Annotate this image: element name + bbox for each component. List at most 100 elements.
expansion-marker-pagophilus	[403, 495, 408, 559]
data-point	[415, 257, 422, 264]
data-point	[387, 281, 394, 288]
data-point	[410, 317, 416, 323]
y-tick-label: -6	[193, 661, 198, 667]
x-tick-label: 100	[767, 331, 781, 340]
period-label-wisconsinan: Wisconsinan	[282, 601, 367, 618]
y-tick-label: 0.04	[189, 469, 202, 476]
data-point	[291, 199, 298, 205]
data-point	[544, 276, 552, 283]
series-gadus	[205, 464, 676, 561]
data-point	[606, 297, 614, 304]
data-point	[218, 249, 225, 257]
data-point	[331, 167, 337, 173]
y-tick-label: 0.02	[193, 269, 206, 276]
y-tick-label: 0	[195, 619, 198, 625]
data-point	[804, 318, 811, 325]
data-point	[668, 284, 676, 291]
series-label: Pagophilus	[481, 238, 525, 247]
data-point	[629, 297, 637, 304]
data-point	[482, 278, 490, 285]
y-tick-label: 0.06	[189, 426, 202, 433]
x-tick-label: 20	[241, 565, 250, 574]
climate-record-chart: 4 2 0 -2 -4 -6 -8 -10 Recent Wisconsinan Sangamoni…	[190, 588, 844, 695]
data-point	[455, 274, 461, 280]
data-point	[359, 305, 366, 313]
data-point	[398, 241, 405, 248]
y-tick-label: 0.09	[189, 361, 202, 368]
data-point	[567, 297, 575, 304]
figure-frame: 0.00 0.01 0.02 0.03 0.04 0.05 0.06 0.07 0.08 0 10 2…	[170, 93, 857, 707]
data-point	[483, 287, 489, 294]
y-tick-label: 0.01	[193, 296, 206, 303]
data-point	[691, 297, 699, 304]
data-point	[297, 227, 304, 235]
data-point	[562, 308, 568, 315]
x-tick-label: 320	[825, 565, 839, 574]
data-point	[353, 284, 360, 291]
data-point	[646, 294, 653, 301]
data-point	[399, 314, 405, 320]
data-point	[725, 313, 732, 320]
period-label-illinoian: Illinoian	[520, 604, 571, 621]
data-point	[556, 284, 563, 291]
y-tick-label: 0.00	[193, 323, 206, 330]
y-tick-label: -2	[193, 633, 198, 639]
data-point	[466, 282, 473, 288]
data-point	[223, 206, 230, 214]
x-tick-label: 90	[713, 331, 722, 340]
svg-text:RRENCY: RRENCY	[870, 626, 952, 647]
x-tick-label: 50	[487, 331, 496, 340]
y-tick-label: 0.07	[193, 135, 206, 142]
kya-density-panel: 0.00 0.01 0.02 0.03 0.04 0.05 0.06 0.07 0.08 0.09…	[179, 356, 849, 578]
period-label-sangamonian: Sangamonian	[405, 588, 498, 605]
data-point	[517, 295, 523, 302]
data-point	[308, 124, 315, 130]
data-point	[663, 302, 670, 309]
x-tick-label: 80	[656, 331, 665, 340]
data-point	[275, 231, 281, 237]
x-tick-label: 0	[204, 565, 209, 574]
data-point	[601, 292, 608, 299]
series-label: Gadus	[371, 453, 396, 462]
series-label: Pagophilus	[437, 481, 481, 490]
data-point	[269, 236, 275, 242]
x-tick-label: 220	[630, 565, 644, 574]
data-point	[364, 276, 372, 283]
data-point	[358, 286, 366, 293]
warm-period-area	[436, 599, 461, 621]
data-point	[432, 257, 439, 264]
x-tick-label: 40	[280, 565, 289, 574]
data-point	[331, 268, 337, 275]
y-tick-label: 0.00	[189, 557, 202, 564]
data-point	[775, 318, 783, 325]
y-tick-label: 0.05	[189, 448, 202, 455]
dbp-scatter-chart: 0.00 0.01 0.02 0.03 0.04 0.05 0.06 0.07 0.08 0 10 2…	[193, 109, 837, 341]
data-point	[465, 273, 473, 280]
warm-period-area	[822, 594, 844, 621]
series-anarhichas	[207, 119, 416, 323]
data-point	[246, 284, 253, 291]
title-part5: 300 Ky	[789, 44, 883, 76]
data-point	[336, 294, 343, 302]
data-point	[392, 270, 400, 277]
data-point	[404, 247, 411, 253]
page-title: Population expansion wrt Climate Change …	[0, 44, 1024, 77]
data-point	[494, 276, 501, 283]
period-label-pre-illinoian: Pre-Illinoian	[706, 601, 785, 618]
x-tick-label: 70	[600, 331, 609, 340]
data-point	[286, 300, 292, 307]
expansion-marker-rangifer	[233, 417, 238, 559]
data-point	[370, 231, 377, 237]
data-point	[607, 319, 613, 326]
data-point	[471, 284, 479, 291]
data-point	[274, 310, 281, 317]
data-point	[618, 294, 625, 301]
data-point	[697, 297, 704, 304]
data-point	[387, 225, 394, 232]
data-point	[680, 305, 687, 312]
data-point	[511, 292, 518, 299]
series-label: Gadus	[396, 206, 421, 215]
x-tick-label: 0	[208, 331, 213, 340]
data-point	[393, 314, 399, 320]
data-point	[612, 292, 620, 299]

────────────────────

* THE PROBLEM *
Locate each line in the listing above that contains the string "series", and copy every such line in full.

* OUTPUT FOR THIS TASK *
series-gadus	[205, 464, 676, 561]
series-label: Pagophilus	[481, 238, 525, 247]
series-label: Gadus	[371, 453, 396, 462]
series-label: Pagophilus	[437, 481, 481, 490]
series-anarhichas	[207, 119, 416, 323]
series-label: Gadus	[396, 206, 421, 215]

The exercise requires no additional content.